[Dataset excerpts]
------------------------------------------------------------

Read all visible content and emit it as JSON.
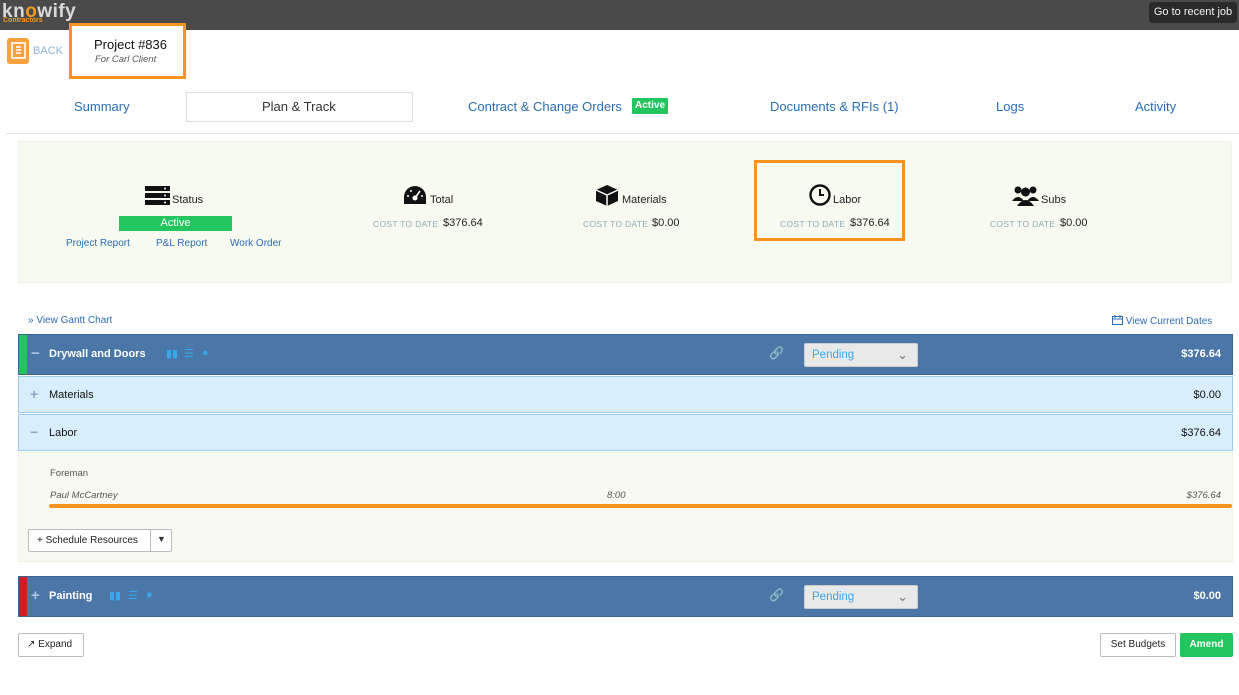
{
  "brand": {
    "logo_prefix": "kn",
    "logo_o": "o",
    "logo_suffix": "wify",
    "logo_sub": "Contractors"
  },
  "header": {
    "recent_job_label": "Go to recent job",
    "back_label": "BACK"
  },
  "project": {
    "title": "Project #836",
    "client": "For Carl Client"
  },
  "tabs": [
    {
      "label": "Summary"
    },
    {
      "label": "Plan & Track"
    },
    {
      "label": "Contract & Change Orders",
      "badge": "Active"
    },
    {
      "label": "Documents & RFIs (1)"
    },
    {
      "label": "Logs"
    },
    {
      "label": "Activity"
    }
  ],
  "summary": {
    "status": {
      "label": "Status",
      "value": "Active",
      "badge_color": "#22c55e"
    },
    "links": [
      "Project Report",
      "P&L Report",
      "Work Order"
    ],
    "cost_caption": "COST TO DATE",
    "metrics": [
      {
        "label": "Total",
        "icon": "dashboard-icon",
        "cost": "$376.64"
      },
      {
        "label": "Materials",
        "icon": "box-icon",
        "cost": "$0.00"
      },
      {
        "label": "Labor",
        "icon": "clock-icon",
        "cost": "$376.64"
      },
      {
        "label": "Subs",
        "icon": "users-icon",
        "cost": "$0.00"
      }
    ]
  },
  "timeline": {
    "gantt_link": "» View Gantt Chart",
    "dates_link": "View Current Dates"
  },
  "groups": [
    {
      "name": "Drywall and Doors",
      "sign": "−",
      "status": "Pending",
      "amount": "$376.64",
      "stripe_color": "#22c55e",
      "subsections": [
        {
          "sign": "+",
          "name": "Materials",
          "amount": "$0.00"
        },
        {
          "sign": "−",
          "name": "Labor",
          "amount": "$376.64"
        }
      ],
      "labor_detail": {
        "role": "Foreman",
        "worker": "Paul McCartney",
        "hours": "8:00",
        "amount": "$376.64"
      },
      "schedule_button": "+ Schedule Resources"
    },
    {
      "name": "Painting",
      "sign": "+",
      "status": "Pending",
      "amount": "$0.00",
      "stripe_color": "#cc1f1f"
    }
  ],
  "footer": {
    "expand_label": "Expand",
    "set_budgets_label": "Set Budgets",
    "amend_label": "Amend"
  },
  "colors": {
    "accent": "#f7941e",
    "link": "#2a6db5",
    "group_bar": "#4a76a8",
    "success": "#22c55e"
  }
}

------------------------------------------------------------

■ **SHORT PROBLEM**
Look for the word "View" in every line of the listing and copy the lines that have it.

■ **RESULT FOR THIS TASK**
    "gantt_link": "» View Gantt Chart",
    "dates_link": "View Current Dates"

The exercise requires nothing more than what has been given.